** start of RAW RECORDS **

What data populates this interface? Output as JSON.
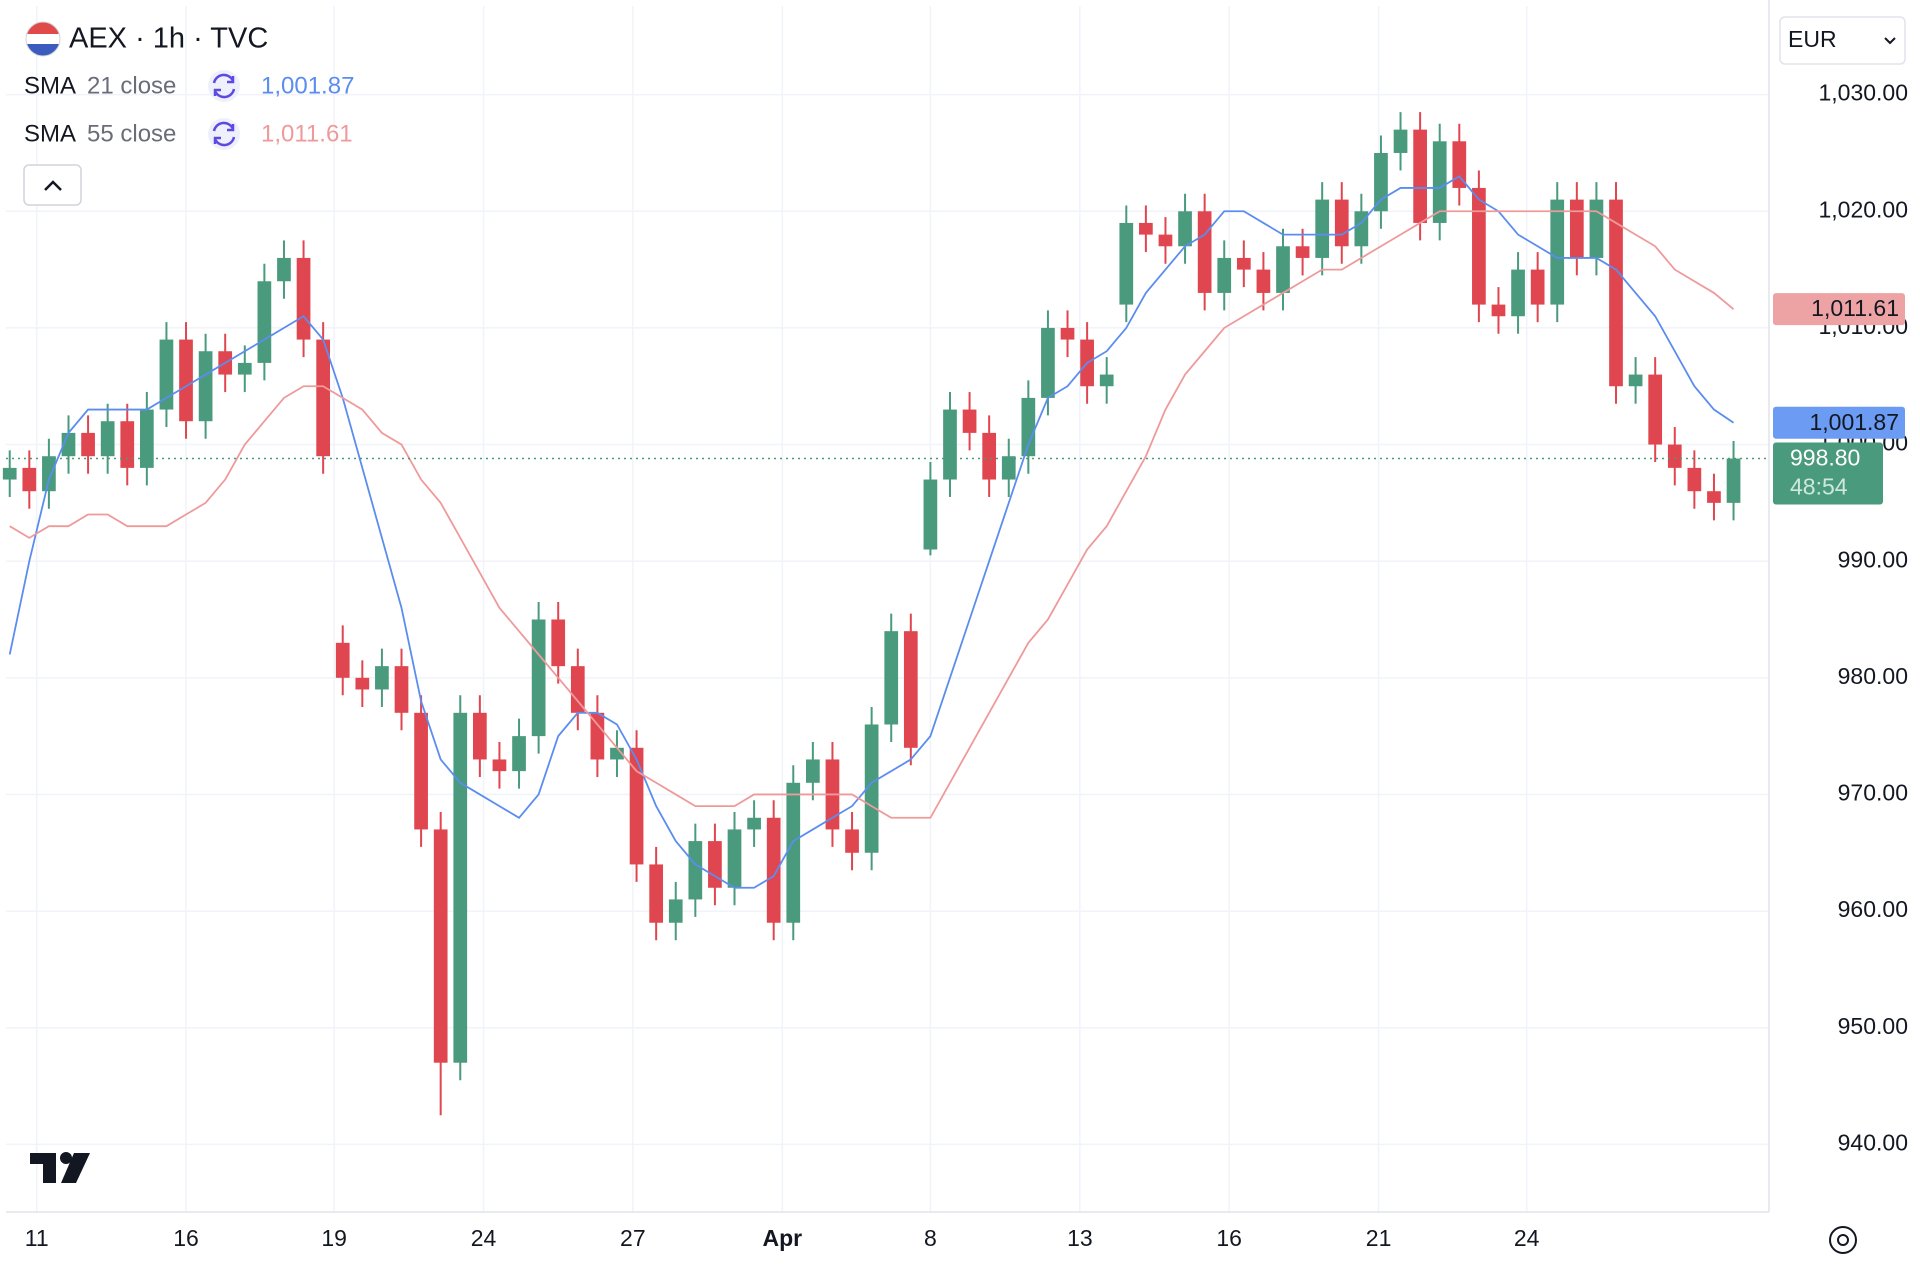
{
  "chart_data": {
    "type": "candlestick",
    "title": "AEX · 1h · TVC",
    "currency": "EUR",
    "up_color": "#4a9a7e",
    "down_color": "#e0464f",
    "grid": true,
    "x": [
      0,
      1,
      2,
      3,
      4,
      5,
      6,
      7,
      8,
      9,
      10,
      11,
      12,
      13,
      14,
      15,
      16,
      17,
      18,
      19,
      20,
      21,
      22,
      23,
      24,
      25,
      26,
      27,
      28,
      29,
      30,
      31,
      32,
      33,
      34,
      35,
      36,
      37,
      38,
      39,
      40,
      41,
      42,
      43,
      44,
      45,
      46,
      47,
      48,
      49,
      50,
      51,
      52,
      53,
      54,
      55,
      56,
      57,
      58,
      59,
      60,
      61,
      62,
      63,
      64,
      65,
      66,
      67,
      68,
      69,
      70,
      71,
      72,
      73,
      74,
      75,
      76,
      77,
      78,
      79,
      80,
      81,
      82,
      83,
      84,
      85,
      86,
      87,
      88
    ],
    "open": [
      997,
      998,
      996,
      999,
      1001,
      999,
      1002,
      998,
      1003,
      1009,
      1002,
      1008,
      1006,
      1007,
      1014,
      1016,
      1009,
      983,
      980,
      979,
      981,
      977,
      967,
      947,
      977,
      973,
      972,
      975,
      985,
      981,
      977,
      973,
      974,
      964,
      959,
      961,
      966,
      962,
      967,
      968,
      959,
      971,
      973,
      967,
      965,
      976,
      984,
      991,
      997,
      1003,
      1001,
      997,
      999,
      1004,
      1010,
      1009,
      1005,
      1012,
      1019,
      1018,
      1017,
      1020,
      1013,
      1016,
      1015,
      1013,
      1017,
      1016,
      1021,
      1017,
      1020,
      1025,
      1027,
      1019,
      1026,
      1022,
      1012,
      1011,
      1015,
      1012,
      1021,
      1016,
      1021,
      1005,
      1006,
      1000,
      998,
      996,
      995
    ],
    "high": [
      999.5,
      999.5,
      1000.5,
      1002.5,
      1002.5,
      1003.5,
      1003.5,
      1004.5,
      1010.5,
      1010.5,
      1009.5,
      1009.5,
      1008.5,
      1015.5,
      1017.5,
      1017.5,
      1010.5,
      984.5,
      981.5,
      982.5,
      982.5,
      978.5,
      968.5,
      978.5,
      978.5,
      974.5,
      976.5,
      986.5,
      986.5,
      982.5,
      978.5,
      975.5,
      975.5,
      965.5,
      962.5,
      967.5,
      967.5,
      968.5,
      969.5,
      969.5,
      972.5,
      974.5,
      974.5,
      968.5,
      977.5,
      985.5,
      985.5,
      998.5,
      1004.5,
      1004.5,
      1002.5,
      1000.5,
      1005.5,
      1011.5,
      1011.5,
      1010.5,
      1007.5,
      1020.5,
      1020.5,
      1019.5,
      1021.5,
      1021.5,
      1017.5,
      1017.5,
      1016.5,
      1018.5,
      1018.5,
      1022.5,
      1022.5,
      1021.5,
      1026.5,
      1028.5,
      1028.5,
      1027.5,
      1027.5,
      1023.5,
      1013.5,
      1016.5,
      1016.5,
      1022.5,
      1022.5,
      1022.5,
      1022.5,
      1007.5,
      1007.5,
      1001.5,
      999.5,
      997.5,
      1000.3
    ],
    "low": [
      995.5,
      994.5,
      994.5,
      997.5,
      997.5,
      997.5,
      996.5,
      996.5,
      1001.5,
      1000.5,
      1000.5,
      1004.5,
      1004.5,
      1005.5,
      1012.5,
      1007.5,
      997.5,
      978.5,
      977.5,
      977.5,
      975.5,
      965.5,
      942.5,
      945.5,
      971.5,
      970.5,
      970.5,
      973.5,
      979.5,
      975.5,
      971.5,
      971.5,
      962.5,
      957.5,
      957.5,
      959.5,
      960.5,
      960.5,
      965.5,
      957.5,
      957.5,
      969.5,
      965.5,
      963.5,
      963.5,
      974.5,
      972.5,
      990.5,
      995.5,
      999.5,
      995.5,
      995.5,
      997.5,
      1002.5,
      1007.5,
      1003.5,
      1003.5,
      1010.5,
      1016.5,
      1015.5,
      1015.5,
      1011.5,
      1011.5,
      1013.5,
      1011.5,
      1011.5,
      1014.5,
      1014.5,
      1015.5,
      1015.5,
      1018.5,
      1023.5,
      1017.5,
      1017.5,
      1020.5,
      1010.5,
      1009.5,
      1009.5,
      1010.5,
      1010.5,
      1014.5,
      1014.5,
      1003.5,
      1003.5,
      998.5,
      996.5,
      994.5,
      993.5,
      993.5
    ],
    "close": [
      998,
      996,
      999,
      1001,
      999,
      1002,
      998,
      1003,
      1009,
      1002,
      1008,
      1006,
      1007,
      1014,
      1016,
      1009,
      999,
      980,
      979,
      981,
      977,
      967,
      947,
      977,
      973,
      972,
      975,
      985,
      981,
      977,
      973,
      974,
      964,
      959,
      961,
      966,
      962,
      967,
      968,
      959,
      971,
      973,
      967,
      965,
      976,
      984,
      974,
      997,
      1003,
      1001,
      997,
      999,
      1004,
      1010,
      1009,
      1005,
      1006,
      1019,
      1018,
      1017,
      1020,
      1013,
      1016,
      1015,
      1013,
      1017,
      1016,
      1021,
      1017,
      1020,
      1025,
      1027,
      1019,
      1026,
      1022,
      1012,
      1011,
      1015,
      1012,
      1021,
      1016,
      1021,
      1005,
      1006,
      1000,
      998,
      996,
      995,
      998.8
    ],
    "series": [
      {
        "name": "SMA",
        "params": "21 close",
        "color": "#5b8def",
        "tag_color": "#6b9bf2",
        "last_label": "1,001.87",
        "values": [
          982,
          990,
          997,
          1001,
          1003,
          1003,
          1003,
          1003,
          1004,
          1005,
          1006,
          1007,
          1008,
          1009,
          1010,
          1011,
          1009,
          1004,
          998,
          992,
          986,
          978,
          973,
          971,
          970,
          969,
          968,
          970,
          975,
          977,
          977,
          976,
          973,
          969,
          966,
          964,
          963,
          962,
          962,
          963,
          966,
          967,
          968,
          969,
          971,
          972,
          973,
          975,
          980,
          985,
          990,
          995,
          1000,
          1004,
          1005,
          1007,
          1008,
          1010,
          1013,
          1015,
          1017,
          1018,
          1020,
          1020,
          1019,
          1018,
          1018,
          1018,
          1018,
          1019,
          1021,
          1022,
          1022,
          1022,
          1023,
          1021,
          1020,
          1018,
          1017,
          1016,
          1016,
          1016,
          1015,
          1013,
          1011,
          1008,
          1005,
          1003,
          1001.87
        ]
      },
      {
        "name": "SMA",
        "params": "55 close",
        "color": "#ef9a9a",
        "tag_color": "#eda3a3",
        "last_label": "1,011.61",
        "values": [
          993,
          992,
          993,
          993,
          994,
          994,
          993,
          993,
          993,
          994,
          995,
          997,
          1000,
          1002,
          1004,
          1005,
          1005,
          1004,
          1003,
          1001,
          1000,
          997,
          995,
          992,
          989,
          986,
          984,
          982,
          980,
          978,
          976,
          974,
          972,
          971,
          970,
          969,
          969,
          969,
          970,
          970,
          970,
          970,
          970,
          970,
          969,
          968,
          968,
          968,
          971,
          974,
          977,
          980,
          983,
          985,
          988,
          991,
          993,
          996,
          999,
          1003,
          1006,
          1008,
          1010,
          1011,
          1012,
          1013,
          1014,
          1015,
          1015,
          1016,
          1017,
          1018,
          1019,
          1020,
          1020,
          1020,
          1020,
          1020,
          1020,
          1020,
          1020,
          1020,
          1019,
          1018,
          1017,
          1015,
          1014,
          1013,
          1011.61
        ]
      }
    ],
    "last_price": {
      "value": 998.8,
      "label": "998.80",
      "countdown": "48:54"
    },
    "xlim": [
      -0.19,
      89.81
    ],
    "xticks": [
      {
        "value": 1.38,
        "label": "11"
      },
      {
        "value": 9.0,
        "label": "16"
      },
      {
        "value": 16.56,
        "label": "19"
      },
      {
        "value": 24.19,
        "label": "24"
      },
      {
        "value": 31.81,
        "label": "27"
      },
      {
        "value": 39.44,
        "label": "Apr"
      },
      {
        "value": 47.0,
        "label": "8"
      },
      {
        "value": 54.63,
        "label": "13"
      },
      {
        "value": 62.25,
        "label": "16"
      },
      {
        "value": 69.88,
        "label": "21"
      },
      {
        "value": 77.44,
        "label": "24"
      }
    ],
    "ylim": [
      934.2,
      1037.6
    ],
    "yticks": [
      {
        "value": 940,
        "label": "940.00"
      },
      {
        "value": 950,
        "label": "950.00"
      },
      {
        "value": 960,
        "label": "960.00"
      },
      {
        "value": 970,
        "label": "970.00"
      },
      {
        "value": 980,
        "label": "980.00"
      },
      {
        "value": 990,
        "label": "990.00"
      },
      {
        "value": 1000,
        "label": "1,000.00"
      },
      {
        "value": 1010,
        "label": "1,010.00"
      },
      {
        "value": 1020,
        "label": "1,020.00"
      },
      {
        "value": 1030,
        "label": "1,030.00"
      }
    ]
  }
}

** end of RAW RECORDS **

> DIRECTIVE
Search the listing for the string "close". Copy each line where it turns up.

> REPLY TO THE EXERCISE
    "close": [
        "params": "21 close",
        "params": "55 close",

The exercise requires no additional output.